_YOUR OBJECTIVE_: Give the number of lines that include the word "xlabel", and nothing else.

[Rows from a dataset]
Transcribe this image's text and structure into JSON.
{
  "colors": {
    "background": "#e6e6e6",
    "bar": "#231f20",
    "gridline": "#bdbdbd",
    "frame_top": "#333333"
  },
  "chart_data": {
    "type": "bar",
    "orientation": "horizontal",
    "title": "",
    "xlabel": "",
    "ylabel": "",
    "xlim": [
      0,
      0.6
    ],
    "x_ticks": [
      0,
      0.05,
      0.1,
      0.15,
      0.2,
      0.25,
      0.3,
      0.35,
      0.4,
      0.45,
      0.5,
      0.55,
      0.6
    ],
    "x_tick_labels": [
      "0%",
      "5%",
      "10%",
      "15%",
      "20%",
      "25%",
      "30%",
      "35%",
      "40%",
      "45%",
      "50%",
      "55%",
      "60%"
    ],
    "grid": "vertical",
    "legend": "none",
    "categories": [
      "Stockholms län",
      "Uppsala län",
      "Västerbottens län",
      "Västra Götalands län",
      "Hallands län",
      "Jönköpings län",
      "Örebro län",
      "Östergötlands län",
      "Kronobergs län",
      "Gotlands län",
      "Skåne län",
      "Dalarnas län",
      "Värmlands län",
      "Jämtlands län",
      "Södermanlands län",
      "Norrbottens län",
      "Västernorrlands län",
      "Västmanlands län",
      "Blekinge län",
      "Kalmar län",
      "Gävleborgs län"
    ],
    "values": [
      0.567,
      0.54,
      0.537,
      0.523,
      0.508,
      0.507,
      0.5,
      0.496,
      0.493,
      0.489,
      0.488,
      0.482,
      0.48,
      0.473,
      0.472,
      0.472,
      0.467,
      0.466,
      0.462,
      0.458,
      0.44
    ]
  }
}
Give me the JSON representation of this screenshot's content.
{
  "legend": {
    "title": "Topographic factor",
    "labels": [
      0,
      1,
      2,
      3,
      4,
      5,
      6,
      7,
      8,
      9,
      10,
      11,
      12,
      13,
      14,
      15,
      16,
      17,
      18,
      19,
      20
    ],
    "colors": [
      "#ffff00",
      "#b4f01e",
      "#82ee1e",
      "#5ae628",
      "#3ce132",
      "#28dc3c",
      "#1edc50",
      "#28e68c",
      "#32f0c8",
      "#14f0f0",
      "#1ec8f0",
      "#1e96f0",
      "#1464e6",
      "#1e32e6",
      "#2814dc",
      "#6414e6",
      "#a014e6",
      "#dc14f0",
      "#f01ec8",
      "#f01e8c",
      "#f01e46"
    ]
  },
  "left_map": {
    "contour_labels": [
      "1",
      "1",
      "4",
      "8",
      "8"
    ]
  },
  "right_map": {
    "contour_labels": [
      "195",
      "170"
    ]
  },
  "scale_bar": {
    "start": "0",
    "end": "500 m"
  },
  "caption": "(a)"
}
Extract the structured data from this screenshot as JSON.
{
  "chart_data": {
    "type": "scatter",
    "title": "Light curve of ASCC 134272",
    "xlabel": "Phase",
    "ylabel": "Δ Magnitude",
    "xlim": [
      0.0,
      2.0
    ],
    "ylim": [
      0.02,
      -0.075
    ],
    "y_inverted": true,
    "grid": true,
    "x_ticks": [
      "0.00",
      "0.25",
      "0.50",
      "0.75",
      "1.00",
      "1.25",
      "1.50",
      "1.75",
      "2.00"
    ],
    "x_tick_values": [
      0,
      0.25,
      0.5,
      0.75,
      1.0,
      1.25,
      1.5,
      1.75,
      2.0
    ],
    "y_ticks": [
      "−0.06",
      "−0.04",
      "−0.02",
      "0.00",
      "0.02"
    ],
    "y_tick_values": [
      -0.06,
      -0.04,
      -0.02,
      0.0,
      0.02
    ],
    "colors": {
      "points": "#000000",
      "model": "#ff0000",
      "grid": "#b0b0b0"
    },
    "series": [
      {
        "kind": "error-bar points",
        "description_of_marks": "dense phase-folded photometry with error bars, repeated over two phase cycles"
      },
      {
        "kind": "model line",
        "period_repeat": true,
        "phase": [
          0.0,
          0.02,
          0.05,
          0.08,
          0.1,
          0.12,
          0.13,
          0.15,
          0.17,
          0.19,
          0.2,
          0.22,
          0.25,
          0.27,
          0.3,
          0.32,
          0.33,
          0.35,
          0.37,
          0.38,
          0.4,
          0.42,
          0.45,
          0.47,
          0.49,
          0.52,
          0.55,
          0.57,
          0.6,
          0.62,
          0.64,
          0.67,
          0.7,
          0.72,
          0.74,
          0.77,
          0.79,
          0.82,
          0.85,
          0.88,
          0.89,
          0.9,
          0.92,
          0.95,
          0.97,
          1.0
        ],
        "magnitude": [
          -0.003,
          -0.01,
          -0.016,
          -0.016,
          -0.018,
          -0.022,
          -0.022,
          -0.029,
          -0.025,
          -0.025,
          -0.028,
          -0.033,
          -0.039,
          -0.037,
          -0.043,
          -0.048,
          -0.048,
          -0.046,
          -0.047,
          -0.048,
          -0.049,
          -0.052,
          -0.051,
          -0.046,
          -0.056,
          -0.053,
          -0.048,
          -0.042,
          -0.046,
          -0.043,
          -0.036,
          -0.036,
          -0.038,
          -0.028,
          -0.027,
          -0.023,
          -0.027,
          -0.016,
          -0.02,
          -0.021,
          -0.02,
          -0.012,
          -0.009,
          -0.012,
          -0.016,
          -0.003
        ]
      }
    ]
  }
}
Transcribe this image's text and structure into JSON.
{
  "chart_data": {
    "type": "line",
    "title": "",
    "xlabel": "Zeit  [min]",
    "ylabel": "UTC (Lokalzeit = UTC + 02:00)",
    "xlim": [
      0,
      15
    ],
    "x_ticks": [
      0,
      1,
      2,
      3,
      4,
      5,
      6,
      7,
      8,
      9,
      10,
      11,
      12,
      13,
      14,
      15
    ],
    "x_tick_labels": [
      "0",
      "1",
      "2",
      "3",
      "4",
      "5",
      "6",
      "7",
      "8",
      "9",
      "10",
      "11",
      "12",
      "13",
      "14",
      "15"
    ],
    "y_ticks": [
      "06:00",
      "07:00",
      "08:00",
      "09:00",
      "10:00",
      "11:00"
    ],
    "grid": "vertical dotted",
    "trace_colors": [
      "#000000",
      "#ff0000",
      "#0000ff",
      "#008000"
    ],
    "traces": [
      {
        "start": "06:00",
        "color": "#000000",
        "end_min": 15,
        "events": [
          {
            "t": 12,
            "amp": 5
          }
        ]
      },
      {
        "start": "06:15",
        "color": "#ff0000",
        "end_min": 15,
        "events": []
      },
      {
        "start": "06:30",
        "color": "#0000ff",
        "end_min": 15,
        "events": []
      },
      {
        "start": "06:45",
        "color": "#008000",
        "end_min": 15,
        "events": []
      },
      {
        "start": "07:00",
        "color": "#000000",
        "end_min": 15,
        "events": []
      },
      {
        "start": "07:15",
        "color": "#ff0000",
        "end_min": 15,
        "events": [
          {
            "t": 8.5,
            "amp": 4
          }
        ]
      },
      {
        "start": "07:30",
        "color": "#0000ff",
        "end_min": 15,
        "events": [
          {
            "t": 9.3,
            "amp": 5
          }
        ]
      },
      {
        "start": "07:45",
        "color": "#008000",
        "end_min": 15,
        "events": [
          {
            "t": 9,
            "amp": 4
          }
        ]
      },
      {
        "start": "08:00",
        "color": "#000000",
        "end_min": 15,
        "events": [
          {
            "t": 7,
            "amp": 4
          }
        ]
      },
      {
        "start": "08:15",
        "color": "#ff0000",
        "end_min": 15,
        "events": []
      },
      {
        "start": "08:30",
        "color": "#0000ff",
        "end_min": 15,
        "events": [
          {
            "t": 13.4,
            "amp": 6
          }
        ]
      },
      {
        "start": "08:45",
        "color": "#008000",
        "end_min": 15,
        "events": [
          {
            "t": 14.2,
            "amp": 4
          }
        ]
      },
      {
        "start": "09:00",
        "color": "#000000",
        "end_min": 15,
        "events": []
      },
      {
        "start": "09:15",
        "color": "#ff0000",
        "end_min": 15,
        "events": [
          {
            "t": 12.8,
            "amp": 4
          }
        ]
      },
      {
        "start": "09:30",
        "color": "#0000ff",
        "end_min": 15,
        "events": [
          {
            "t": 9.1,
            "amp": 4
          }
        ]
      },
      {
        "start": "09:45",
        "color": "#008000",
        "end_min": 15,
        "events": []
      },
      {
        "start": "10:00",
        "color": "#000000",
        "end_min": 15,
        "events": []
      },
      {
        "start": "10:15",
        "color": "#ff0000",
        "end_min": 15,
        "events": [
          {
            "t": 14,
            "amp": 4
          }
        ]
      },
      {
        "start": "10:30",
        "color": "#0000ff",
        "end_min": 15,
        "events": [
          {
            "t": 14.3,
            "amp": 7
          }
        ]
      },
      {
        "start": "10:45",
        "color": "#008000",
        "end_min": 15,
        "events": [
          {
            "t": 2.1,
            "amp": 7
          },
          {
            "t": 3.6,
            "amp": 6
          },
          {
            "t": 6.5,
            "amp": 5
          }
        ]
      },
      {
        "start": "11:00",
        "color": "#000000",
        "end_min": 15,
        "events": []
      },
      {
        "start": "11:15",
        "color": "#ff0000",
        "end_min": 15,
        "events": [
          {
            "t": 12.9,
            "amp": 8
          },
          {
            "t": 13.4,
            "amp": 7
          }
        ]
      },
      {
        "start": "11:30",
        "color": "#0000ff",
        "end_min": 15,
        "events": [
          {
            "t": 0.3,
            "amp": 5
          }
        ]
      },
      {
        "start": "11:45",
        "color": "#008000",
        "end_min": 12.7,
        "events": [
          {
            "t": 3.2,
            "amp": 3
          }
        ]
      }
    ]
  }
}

_EXERCISE RESULT_: 3